- **What the task requires**: Word for word, reproduce the records that follow.

- **Data in this exercise**:
━━━━━━

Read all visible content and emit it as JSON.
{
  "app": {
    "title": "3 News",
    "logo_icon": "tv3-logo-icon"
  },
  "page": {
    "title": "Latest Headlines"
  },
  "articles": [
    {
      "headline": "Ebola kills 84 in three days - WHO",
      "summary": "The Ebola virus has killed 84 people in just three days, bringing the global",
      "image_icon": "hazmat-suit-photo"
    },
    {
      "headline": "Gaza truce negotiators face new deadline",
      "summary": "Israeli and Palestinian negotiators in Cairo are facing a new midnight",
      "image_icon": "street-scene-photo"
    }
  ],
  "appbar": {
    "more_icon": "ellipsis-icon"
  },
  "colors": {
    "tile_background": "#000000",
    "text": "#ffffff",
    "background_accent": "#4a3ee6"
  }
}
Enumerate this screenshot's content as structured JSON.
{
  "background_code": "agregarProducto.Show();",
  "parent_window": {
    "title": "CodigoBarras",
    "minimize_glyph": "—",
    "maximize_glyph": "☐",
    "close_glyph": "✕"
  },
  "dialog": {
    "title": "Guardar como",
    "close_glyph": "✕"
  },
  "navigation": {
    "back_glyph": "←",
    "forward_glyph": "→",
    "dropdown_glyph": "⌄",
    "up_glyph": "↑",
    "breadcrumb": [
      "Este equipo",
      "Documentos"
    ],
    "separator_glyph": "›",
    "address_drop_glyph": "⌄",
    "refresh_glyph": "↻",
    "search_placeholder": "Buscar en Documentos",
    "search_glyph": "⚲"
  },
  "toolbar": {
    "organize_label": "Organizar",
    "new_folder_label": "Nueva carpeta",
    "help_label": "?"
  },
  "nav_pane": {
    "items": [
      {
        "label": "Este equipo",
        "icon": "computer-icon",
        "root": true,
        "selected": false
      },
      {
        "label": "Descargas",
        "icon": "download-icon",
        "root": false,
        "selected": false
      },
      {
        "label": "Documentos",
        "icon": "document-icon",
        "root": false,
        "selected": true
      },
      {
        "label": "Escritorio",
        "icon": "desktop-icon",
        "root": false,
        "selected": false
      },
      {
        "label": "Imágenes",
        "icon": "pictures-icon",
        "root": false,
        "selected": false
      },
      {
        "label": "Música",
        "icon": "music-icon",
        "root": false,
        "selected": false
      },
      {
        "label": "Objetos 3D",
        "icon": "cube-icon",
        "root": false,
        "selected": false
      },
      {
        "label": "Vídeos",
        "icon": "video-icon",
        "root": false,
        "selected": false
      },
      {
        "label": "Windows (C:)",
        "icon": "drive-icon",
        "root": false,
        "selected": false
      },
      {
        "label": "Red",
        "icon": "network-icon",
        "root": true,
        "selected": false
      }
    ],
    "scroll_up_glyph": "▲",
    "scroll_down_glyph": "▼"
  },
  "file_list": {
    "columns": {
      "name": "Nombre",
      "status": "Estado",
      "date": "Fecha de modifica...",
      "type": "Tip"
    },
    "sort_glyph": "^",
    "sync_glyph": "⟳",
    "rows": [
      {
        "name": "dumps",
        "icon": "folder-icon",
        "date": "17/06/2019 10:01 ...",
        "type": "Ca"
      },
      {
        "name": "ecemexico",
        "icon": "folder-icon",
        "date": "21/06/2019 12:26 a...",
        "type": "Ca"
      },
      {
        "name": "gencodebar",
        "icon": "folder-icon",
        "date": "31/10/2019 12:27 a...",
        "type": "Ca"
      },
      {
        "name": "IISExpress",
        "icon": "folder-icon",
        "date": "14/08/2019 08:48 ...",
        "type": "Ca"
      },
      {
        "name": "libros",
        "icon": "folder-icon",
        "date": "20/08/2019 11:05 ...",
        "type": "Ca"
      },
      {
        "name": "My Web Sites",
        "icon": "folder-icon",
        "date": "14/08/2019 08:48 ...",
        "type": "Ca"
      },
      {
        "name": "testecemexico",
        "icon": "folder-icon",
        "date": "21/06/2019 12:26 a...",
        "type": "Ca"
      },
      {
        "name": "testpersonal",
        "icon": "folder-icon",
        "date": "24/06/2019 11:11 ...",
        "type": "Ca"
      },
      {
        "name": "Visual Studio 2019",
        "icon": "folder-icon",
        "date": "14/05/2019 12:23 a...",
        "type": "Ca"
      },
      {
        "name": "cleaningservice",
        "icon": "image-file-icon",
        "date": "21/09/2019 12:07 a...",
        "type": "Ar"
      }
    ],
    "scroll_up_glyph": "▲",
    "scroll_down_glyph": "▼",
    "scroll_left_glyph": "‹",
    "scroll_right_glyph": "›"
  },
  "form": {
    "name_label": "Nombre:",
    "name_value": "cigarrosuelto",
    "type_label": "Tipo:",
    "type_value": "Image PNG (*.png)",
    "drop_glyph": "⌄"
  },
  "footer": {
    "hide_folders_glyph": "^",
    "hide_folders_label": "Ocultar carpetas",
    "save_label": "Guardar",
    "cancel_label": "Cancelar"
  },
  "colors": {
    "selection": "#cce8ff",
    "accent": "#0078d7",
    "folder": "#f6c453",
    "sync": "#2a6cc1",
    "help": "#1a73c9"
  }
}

━━━━━━

- **Answer box**:
Read all visible content and emit it as JSON.
{
  "app": {
    "title": "3 News",
    "logo_icon": "tv3-logo-icon"
  },
  "page": {
    "title": "Latest Headlines"
  },
  "articles": [
    {
      "headline": "Ebola kills 84 in three days - WHO",
      "summary": "The Ebola virus has killed 84 people in just three days, bringing the global",
      "image_icon": "hazmat-suit-photo"
    },
    {
      "headline": "Gaza truce negotiators face new deadline",
      "summary": "Israeli and Palestinian negotiators in Cairo are facing a new midnight",
      "image_icon": "street-scene-photo"
    }
  ],
  "appbar": {
    "more_icon": "ellipsis-icon"
  },
  "colors": {
    "tile_background": "#000000",
    "text": "#ffffff",
    "background_accent": "#4a3ee6"
  }
}
Enumerate this screenshot's content as structured JSON.
{
  "background_code": "agregarProducto.Show();",
  "parent_window": {
    "title": "CodigoBarras",
    "minimize_glyph": "—",
    "maximize_glyph": "☐",
    "close_glyph": "✕"
  },
  "dialog": {
    "title": "Guardar como",
    "close_glyph": "✕"
  },
  "navigation": {
    "back_glyph": "←",
    "forward_glyph": "→",
    "dropdown_glyph": "⌄",
    "up_glyph": "↑",
    "breadcrumb": [
      "Este equipo",
      "Documentos"
    ],
    "separator_glyph": "›",
    "address_drop_glyph": "⌄",
    "refresh_glyph": "↻",
    "search_placeholder": "Buscar en Documentos",
    "search_glyph": "⚲"
  },
  "toolbar": {
    "organize_label": "Organizar",
    "new_folder_label": "Nueva carpeta",
    "help_label": "?"
  },
  "nav_pane": {
    "items": [
      {
        "label": "Este equipo",
        "icon": "computer-icon",
        "root": true,
        "selected": false
      },
      {
        "label": "Descargas",
        "icon": "download-icon",
        "root": false,
        "selected": false
      },
      {
        "label": "Documentos",
        "icon": "document-icon",
        "root": false,
        "selected": true
      },
      {
        "label": "Escritorio",
        "icon": "desktop-icon",
        "root": false,
        "selected": false
      },
      {
        "label": "Imágenes",
        "icon": "pictures-icon",
        "root": false,
        "selected": false
      },
      {
        "label": "Música",
        "icon": "music-icon",
        "root": false,
        "selected": false
      },
      {
        "label": "Objetos 3D",
        "icon": "cube-icon",
        "root": false,
        "selected": false
      },
      {
        "label": "Vídeos",
        "icon": "video-icon",
        "root": false,
        "selected": false
      },
      {
        "label": "Windows (C:)",
        "icon": "drive-icon",
        "root": false,
        "selected": false
      },
      {
        "label": "Red",
        "icon": "network-icon",
        "root": true,
        "selected": false
      }
    ],
    "scroll_up_glyph": "▲",
    "scroll_down_glyph": "▼"
  },
  "file_list": {
    "columns": {
      "name": "Nombre",
      "status": "Estado",
      "date": "Fecha de modifica...",
      "type": "Tip"
    },
    "sort_glyph": "^",
    "sync_glyph": "⟳",
    "rows": [
      {
        "name": "dumps",
        "icon": "folder-icon",
        "date": "17/06/2019 10:01 ...",
        "type": "Ca"
      },
      {
        "name": "ecemexico",
        "icon": "folder-icon",
        "date": "21/06/2019 12:26 a...",
        "type": "Ca"
      },
      {
        "name": "gencodebar",
        "icon": "folder-icon",
        "date": "31/10/2019 12:27 a...",
        "type": "Ca"
      },
      {
        "name": "IISExpress",
        "icon": "folder-icon",
        "date": "14/08/2019 08:48 ...",
        "type": "Ca"
      },
      {
        "name": "libros",
        "icon": "folder-icon",
        "date": "20/08/2019 11:05 ...",
        "type": "Ca"
      },
      {
        "name": "My Web Sites",
        "icon": "folder-icon",
        "date": "14/08/2019 08:48 ...",
        "type": "Ca"
      },
      {
        "name": "testecemexico",
        "icon": "folder-icon",
        "date": "21/06/2019 12:26 a...",
        "type": "Ca"
      },
      {
        "name": "testpersonal",
        "icon": "folder-icon",
        "date": "24/06/2019 11:11 ...",
        "type": "Ca"
      },
      {
        "name": "Visual Studio 2019",
        "icon": "folder-icon",
        "date": "14/05/2019 12:23 a...",
        "type": "Ca"
      },
      {
        "name": "cleaningservice",
        "icon": "image-file-icon",
        "date": "21/09/2019 12:07 a...",
        "type": "Ar"
      }
    ],
    "scroll_up_glyph": "▲",
    "scroll_down_glyph": "▼",
    "scroll_left_glyph": "‹",
    "scroll_right_glyph": "›"
  },
  "form": {
    "name_label": "Nombre:",
    "name_value": "cigarrosuelto",
    "type_label": "Tipo:",
    "type_value": "Image PNG (*.png)",
    "drop_glyph": "⌄"
  },
  "footer": {
    "hide_folders_glyph": "^",
    "hide_folders_label": "Ocultar carpetas",
    "save_label": "Guardar",
    "cancel_label": "Cancelar"
  },
  "colors": {
    "selection": "#cce8ff",
    "accent": "#0078d7",
    "folder": "#f6c453",
    "sync": "#2a6cc1",
    "help": "#1a73c9"
  }
}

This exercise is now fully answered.